_WRITTEN PROBLEM:_
Your copy of the material must match it exactly, except that pictures are dropped.

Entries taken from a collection
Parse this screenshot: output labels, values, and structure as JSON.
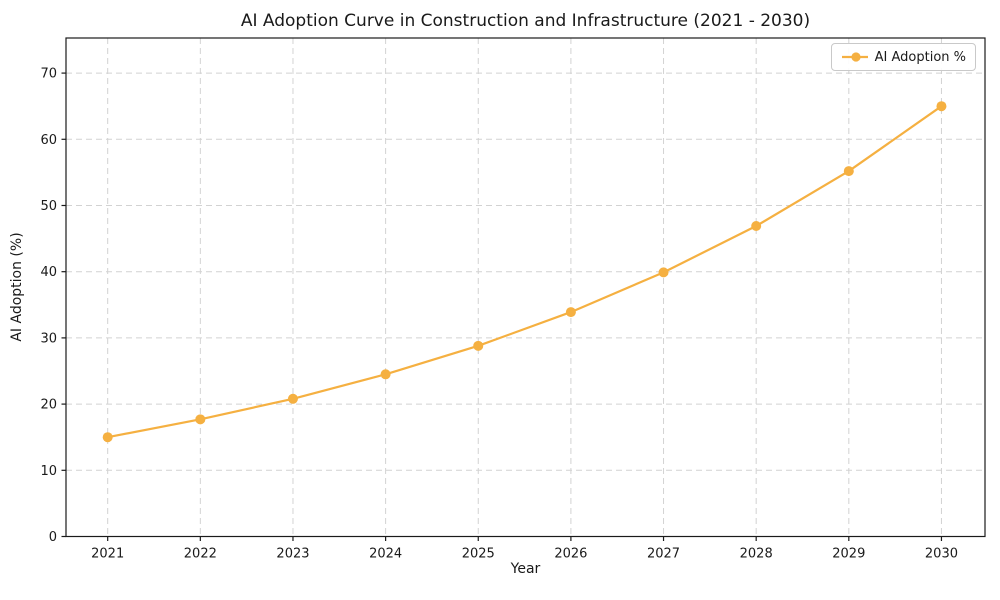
{
  "chart_data": {
    "type": "line",
    "title": "AI Adoption Curve in Construction and Infrastructure (2021 - 2030)",
    "xlabel": "Year",
    "ylabel": "AI Adoption (%)",
    "x": [
      2021,
      2022,
      2023,
      2024,
      2025,
      2026,
      2027,
      2028,
      2029,
      2030
    ],
    "series": [
      {
        "name": "AI Adoption %",
        "color": "#F5B041",
        "marker": "circle",
        "values": [
          15.0,
          17.7,
          20.8,
          24.5,
          28.8,
          33.9,
          39.9,
          46.9,
          55.2,
          65.0
        ]
      }
    ],
    "xlim": [
      2020.55,
      2030.47
    ],
    "ylim": [
      0,
      75.3
    ],
    "yticks": [
      0,
      10,
      20,
      30,
      40,
      50,
      60,
      70
    ],
    "grid": true,
    "grid_style": "dashed",
    "legend_position": "upper right",
    "colors": {
      "line": "#F5B041",
      "grid": "#d2d2d2",
      "spine": "#1a1a1a",
      "text": "#1a1a1a",
      "background": "#ffffff"
    }
  }
}
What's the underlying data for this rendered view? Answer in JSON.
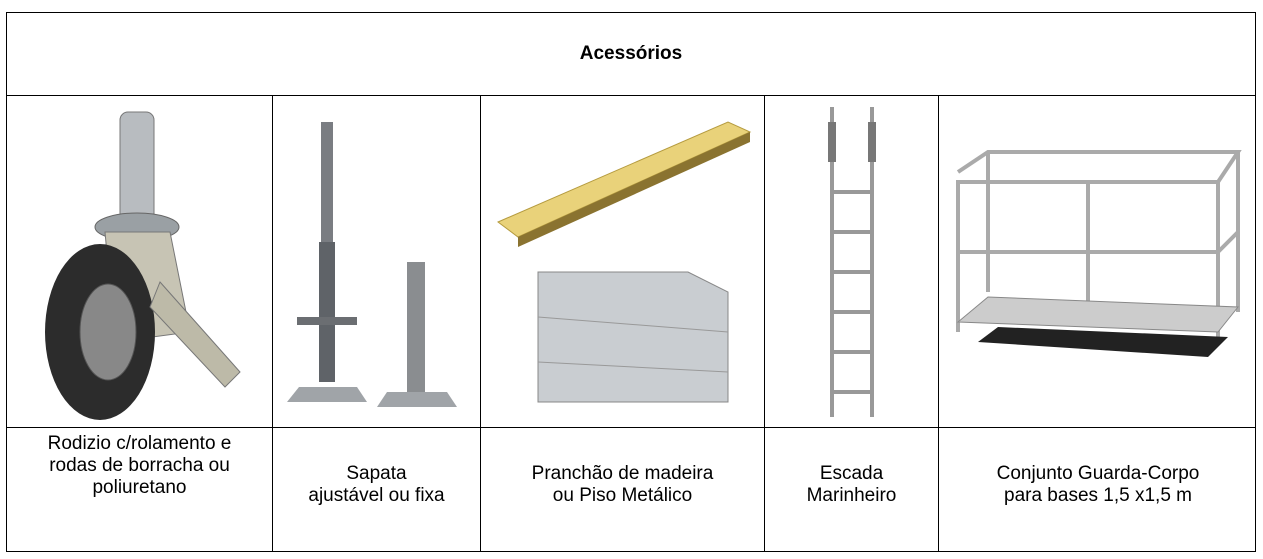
{
  "table": {
    "header": "Acessórios",
    "columns": [
      {
        "caption": "Rodizio c/rolamento e rodas de borracha ou poliuretano"
      },
      {
        "caption": "Sapata ajustável ou fixa"
      },
      {
        "caption": "Pranchão de madeira ou Piso Metálico"
      },
      {
        "caption": "Escada Marinheiro"
      },
      {
        "caption": "Conjunto Guarda-Corpo para bases 1,5 x1,5 m"
      }
    ]
  }
}
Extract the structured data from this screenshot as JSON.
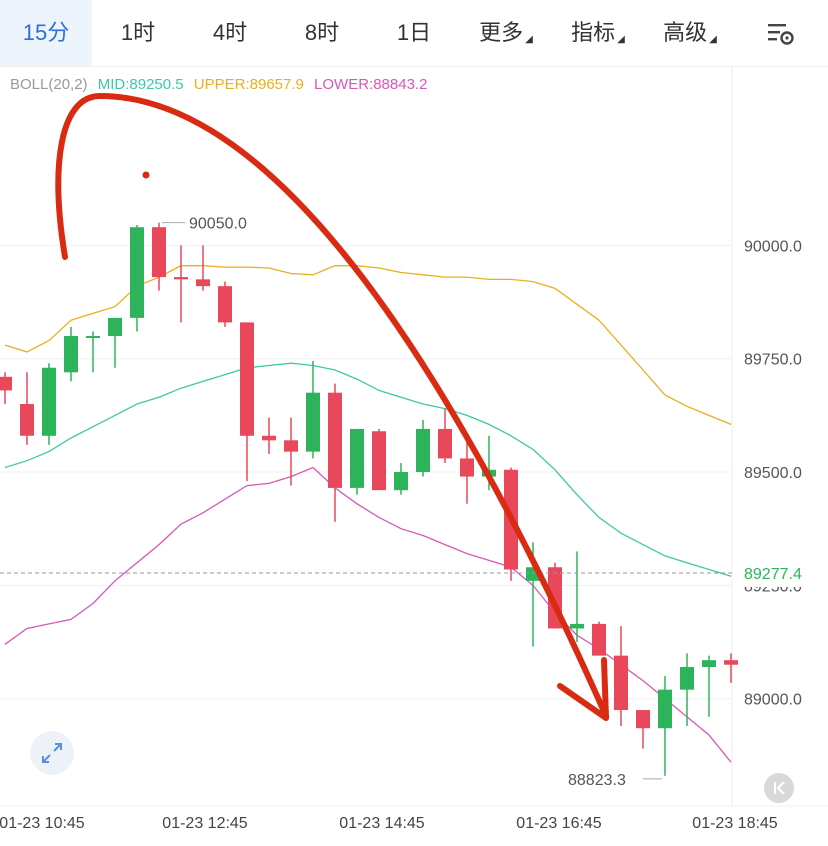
{
  "tabs": [
    {
      "label": "15分",
      "active": true
    },
    {
      "label": "1时"
    },
    {
      "label": "4时"
    },
    {
      "label": "8时"
    },
    {
      "label": "1日"
    },
    {
      "label": "更多",
      "dropdown": true
    },
    {
      "label": "指标",
      "dropdown": true
    },
    {
      "label": "高级",
      "dropdown": true
    }
  ],
  "icons": {
    "settings": "chart-settings-icon",
    "expand": "expand-arrows-icon",
    "back": "scroll-to-latest-icon"
  },
  "legend": {
    "name": "BOLL(20,2)",
    "mid": "MID:89250.5",
    "upper": "UPPER:89657.9",
    "lower": "LOWER:88843.2"
  },
  "colors": {
    "up": "#2db35a",
    "down": "#e8485a",
    "upper": "#e8b020",
    "mid": "#3cc9a8",
    "lower": "#d957b4",
    "arrow": "#d92a12",
    "accent": "#2f6fd6"
  },
  "chart_data": {
    "type": "candlestick",
    "ylim": [
      88770,
      90325
    ],
    "y_ticks": [
      "90000.0",
      "89750.0",
      "89500.0",
      "89250.0",
      "89000.0"
    ],
    "x_labels": [
      "01-23 10:45",
      "01-23 12:45",
      "01-23 14:45",
      "01-23 16:45",
      "01-23 18:45"
    ],
    "current_price": "89277.4",
    "high_label": "90050.0",
    "low_label": "88823.3",
    "candles": [
      [
        89710,
        89720,
        89650,
        89680
      ],
      [
        89650,
        89720,
        89560,
        89580
      ],
      [
        89580,
        89740,
        89560,
        89730
      ],
      [
        89720,
        89820,
        89700,
        89800
      ],
      [
        89800,
        89810,
        89720,
        89800
      ],
      [
        89800,
        89840,
        89730,
        89840
      ],
      [
        89840,
        90045,
        89810,
        90040
      ],
      [
        90040,
        90050,
        89900,
        89930
      ],
      [
        89930,
        90000,
        89830,
        89925
      ],
      [
        89925,
        90000,
        89900,
        89910
      ],
      [
        89910,
        89920,
        89820,
        89830
      ],
      [
        89830,
        89830,
        89480,
        89580
      ],
      [
        89580,
        89620,
        89540,
        89570
      ],
      [
        89570,
        89620,
        89470,
        89545
      ],
      [
        89545,
        89745,
        89530,
        89675
      ],
      [
        89675,
        89695,
        89390,
        89465
      ],
      [
        89465,
        89590,
        89450,
        89595
      ],
      [
        89590,
        89595,
        89465,
        89460
      ],
      [
        89460,
        89520,
        89450,
        89500
      ],
      [
        89500,
        89615,
        89490,
        89595
      ],
      [
        89595,
        89640,
        89520,
        89530
      ],
      [
        89530,
        89580,
        89430,
        89490
      ],
      [
        89490,
        89580,
        89460,
        89505
      ],
      [
        89505,
        89510,
        89260,
        89285
      ],
      [
        89260,
        89345,
        89115,
        89290
      ],
      [
        89290,
        89300,
        89170,
        89155
      ],
      [
        89155,
        89325,
        89125,
        89165
      ],
      [
        89165,
        89170,
        89100,
        89095
      ],
      [
        89095,
        89160,
        88940,
        88975
      ],
      [
        88975,
        88970,
        88890,
        88935
      ],
      [
        88935,
        89050,
        88830,
        89020
      ],
      [
        89020,
        89100,
        88940,
        89070
      ],
      [
        89070,
        89095,
        88960,
        89085
      ],
      [
        89085,
        89100,
        89035,
        89075
      ]
    ],
    "series": [
      {
        "name": "UPPER",
        "values": [
          89780,
          89765,
          89790,
          89835,
          89850,
          89865,
          89910,
          89930,
          89955,
          89955,
          89952,
          89952,
          89950,
          89938,
          89935,
          89955,
          89955,
          89950,
          89940,
          89935,
          89930,
          89930,
          89925,
          89925,
          89920,
          89905,
          89870,
          89835,
          89780,
          89725,
          89670,
          89645,
          89625,
          89605
        ]
      },
      {
        "name": "MID",
        "values": [
          89510,
          89525,
          89545,
          89575,
          89600,
          89625,
          89650,
          89665,
          89685,
          89700,
          89715,
          89730,
          89735,
          89740,
          89735,
          89725,
          89705,
          89680,
          89665,
          89650,
          89640,
          89625,
          89605,
          89580,
          89550,
          89505,
          89450,
          89400,
          89365,
          89340,
          89315,
          89300,
          89285,
          89270
        ]
      },
      {
        "name": "LOWER",
        "values": [
          89120,
          89155,
          89165,
          89175,
          89210,
          89260,
          89300,
          89340,
          89385,
          89410,
          89440,
          89470,
          89475,
          89490,
          89510,
          89465,
          89430,
          89400,
          89375,
          89360,
          89340,
          89320,
          89305,
          89290,
          89250,
          89190,
          89140,
          89110,
          89075,
          89040,
          89000,
          88960,
          88920,
          88860
        ]
      }
    ]
  }
}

_RESULT FOR THIS TASK:_
Parse this screenshot: output labels, values, and structure as JSON.
{
  "chart_data": {
    "type": "line",
    "title": "AI Adoption Curve in Construction and Infrastructure (2021 - 2030)",
    "xlabel": "Year",
    "ylabel": "AI Adoption (%)",
    "x": [
      2021,
      2022,
      2023,
      2024,
      2025,
      2026,
      2027,
      2028,
      2029,
      2030
    ],
    "series": [
      {
        "name": "AI Adoption %",
        "color": "#F5B041",
        "marker": "circle",
        "values": [
          15.0,
          17.7,
          20.8,
          24.5,
          28.8,
          33.9,
          39.9,
          46.9,
          55.2,
          65.0
        ]
      }
    ],
    "xlim": [
      2020.55,
      2030.47
    ],
    "ylim": [
      0,
      75.3
    ],
    "yticks": [
      0,
      10,
      20,
      30,
      40,
      50,
      60,
      70
    ],
    "grid": true,
    "grid_style": "dashed",
    "legend_position": "upper right",
    "colors": {
      "line": "#F5B041",
      "grid": "#d2d2d2",
      "spine": "#1a1a1a",
      "text": "#1a1a1a",
      "background": "#ffffff"
    }
  }
}
What's the underlying data for this rendered view? Answer in JSON.
{
  "table": {
    "header": "Acessórios",
    "columns": [
      {
        "caption": "Rodizio c/rolamento e rodas de borracha ou poliuretano"
      },
      {
        "caption": "Sapata ajustável ou fixa"
      },
      {
        "caption": "Pranchão de madeira ou Piso Metálico"
      },
      {
        "caption": "Escada Marinheiro"
      },
      {
        "caption": "Conjunto Guarda-Corpo para bases 1,5 x1,5 m"
      }
    ]
  }
}
Extract the structured data from this screenshot as JSON.
{
  "tabs": [
    {
      "label": "15分",
      "active": true
    },
    {
      "label": "1时"
    },
    {
      "label": "4时"
    },
    {
      "label": "8时"
    },
    {
      "label": "1日"
    },
    {
      "label": "更多",
      "dropdown": true
    },
    {
      "label": "指标",
      "dropdown": true
    },
    {
      "label": "高级",
      "dropdown": true
    }
  ],
  "icons": {
    "settings": "chart-settings-icon",
    "expand": "expand-arrows-icon",
    "back": "scroll-to-latest-icon"
  },
  "legend": {
    "name": "BOLL(20,2)",
    "mid": "MID:89250.5",
    "upper": "UPPER:89657.9",
    "lower": "LOWER:88843.2"
  },
  "colors": {
    "up": "#2db35a",
    "down": "#e8485a",
    "upper": "#e8b020",
    "mid": "#3cc9a8",
    "lower": "#d957b4",
    "arrow": "#d92a12",
    "accent": "#2f6fd6"
  },
  "chart_data": {
    "type": "candlestick",
    "ylim": [
      88770,
      90325
    ],
    "y_ticks": [
      "90000.0",
      "89750.0",
      "89500.0",
      "89250.0",
      "89000.0"
    ],
    "x_labels": [
      "01-23 10:45",
      "01-23 12:45",
      "01-23 14:45",
      "01-23 16:45",
      "01-23 18:45"
    ],
    "current_price": "89277.4",
    "high_label": "90050.0",
    "low_label": "88823.3",
    "candles": [
      [
        89710,
        89720,
        89650,
        89680
      ],
      [
        89650,
        89720,
        89560,
        89580
      ],
      [
        89580,
        89740,
        89560,
        89730
      ],
      [
        89720,
        89820,
        89700,
        89800
      ],
      [
        89800,
        89810,
        89720,
        89800
      ],
      [
        89800,
        89840,
        89730,
        89840
      ],
      [
        89840,
        90045,
        89810,
        90040
      ],
      [
        90040,
        90050,
        89900,
        89930
      ],
      [
        89930,
        90000,
        89830,
        89925
      ],
      [
        89925,
        90000,
        89900,
        89910
      ],
      [
        89910,
        89920,
        89820,
        89830
      ],
      [
        89830,
        89830,
        89480,
        89580
      ],
      [
        89580,
        89620,
        89540,
        89570
      ],
      [
        89570,
        89620,
        89470,
        89545
      ],
      [
        89545,
        89745,
        89530,
        89675
      ],
      [
        89675,
        89695,
        89390,
        89465
      ],
      [
        89465,
        89590,
        89450,
        89595
      ],
      [
        89590,
        89595,
        89465,
        89460
      ],
      [
        89460,
        89520,
        89450,
        89500
      ],
      [
        89500,
        89615,
        89490,
        89595
      ],
      [
        89595,
        89640,
        89520,
        89530
      ],
      [
        89530,
        89580,
        89430,
        89490
      ],
      [
        89490,
        89580,
        89460,
        89505
      ],
      [
        89505,
        89510,
        89260,
        89285
      ],
      [
        89260,
        89345,
        89115,
        89290
      ],
      [
        89290,
        89300,
        89170,
        89155
      ],
      [
        89155,
        89325,
        89125,
        89165
      ],
      [
        89165,
        89170,
        89100,
        89095
      ],
      [
        89095,
        89160,
        88940,
        88975
      ],
      [
        88975,
        88970,
        88890,
        88935
      ],
      [
        88935,
        89050,
        88830,
        89020
      ],
      [
        89020,
        89100,
        88940,
        89070
      ],
      [
        89070,
        89095,
        88960,
        89085
      ],
      [
        89085,
        89100,
        89035,
        89075
      ]
    ],
    "series": [
      {
        "name": "UPPER",
        "values": [
          89780,
          89765,
          89790,
          89835,
          89850,
          89865,
          89910,
          89930,
          89955,
          89955,
          89952,
          89952,
          89950,
          89938,
          89935,
          89955,
          89955,
          89950,
          89940,
          89935,
          89930,
          89930,
          89925,
          89925,
          89920,
          89905,
          89870,
          89835,
          89780,
          89725,
          89670,
          89645,
          89625,
          89605
        ]
      },
      {
        "name": "MID",
        "values": [
          89510,
          89525,
          89545,
          89575,
          89600,
          89625,
          89650,
          89665,
          89685,
          89700,
          89715,
          89730,
          89735,
          89740,
          89735,
          89725,
          89705,
          89680,
          89665,
          89650,
          89640,
          89625,
          89605,
          89580,
          89550,
          89505,
          89450,
          89400,
          89365,
          89340,
          89315,
          89300,
          89285,
          89270
        ]
      },
      {
        "name": "LOWER",
        "values": [
          89120,
          89155,
          89165,
          89175,
          89210,
          89260,
          89300,
          89340,
          89385,
          89410,
          89440,
          89470,
          89475,
          89490,
          89510,
          89465,
          89430,
          89400,
          89375,
          89360,
          89340,
          89320,
          89305,
          89290,
          89250,
          89190,
          89140,
          89110,
          89075,
          89040,
          89000,
          88960,
          88920,
          88860
        ]
      }
    ]
  }
}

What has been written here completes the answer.